====== LISTED ENTRIES ======

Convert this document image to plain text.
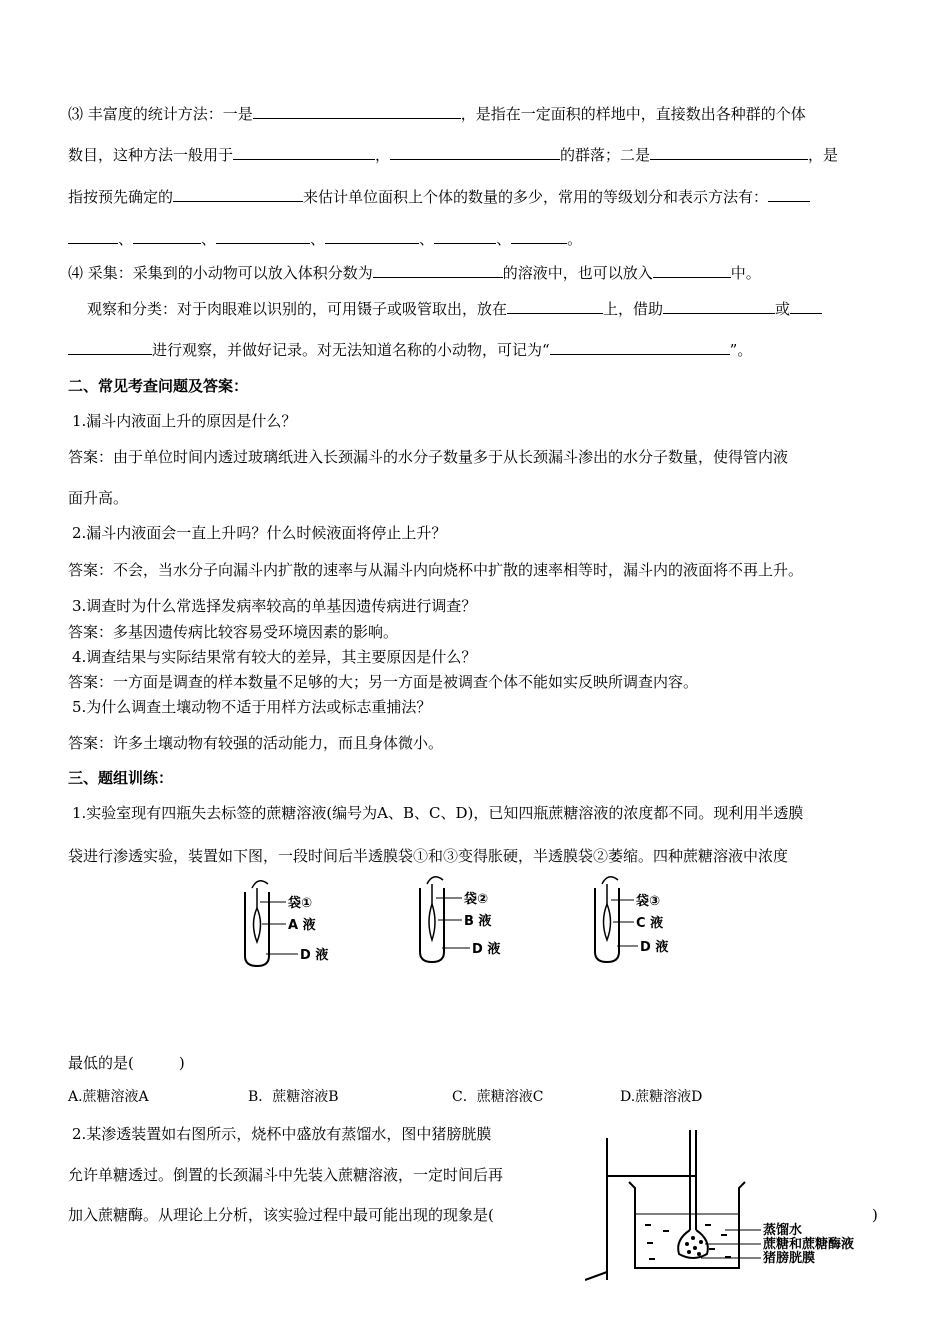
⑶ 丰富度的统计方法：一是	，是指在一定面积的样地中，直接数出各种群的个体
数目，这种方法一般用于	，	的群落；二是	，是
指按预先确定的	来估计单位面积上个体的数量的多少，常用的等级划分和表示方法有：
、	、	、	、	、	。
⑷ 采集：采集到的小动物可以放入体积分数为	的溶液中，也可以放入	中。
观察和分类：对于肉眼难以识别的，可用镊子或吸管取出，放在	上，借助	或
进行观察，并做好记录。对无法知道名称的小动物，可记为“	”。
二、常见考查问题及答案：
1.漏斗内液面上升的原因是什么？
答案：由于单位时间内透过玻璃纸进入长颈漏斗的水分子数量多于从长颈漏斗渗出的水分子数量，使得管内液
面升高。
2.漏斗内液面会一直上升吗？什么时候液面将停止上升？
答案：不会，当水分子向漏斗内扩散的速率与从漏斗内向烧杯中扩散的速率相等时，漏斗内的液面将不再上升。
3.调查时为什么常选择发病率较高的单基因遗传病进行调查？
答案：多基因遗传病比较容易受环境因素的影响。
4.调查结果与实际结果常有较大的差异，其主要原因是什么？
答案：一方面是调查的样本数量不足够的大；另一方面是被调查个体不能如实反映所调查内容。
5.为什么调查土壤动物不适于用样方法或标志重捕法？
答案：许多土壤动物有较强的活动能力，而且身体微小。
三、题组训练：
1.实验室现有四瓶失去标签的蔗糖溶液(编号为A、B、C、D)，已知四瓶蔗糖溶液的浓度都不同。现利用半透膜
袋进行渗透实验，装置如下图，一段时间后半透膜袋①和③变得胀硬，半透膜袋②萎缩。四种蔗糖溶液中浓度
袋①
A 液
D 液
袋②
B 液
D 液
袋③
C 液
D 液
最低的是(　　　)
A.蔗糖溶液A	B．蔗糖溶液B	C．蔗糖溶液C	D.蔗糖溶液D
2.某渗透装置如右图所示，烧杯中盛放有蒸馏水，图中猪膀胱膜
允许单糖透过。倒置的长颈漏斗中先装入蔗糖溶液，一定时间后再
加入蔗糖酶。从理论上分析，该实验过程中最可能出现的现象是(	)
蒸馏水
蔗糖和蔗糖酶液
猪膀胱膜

======
====== LISTED ENTRIES ======

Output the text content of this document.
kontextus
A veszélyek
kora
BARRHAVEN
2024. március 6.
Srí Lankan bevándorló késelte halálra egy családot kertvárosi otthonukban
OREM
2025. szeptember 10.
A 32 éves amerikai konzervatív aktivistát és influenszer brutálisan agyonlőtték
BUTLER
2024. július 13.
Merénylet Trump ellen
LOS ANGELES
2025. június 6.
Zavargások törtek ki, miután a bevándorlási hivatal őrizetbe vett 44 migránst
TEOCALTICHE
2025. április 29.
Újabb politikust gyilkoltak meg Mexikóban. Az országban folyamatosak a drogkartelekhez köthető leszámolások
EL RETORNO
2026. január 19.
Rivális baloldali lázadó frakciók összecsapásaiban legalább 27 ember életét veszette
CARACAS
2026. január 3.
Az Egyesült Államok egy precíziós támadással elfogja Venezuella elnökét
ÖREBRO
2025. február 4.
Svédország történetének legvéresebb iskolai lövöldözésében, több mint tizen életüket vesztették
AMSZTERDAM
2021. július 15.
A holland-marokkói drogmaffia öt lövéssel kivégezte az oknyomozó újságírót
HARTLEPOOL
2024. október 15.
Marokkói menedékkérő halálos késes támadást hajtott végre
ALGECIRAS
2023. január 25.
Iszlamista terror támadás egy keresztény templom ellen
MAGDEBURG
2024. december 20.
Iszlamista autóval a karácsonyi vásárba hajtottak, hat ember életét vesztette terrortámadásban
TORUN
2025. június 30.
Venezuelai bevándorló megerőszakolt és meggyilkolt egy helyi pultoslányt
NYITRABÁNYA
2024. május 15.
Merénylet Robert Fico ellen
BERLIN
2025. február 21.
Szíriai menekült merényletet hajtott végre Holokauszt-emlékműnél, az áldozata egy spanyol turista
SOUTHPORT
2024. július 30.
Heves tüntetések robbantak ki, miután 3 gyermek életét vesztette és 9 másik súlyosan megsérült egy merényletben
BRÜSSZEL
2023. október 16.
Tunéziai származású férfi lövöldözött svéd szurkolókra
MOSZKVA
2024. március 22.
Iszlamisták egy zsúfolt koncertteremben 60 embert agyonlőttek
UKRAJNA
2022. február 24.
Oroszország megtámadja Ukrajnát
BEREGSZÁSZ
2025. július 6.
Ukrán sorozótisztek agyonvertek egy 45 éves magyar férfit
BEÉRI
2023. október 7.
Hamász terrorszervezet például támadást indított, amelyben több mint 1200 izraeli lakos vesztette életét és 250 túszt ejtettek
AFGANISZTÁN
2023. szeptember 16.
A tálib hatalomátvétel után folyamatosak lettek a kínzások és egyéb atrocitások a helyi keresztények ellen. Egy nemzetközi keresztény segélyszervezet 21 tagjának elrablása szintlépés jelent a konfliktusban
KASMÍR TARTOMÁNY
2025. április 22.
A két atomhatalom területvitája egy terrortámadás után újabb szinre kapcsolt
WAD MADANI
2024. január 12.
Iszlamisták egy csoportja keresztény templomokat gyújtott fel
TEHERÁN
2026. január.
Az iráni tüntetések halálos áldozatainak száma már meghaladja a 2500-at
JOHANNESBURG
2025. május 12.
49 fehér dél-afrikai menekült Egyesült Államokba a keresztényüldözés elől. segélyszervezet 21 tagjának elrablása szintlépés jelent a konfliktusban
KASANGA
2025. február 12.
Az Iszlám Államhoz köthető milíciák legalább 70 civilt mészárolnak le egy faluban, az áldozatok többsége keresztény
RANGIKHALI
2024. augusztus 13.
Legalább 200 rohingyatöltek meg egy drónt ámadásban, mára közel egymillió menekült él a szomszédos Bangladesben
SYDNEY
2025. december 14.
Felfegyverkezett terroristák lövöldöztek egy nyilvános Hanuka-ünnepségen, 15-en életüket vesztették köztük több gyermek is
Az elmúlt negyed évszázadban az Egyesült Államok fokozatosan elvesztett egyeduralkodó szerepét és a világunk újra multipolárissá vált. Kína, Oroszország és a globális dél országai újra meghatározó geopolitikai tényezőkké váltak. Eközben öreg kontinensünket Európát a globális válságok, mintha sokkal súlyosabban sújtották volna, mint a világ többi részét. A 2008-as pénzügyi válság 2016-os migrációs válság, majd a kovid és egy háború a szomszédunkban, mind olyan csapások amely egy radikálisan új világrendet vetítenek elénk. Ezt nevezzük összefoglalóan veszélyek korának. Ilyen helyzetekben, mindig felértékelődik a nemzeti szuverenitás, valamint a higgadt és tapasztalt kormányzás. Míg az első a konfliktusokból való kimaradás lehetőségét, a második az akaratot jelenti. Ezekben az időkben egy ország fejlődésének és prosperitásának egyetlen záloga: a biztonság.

======

▶ _WHAT IS REQUIRED_: From the entries above, extract every line where the word "Oroszország" appears.

▶ _OUTPUT FOR THIS EXERCISE_:
Oroszország megtámadja Ukrajnát
Az elmúlt negyed évszázadban az Egyesült Államok fokozatosan elvesztett egyeduralkodó szerepét és a világunk újra multipolárissá vált. Kína, Oroszország és a globális dél országai újra meghatározó geopolitikai tényezőkké váltak. Eközben öreg kontinensünket Európát a globális válságok, mintha sokkal súlyosabban sújtották volna, mint a világ többi részét. A 2008-as pénzügyi válság 2016-os migrációs válság, majd a kovid és egy háború a szomszédunkban, mind olyan csapások amely egy radikálisan új világrendet vetítenek elénk. Ezt nevezzük összefoglalóan veszélyek korának. Ilyen helyzetekben, mindig felértékelődik a nemzeti szuverenitás, valamint a higgadt és tapasztalt kormányzás. Míg az első a konfliktusokból való kimaradás lehetőségét, a második az akaratot jelenti. Ezekben az időkben egy ország fejlődésének és prosperitásának egyetlen záloga: a biztonság.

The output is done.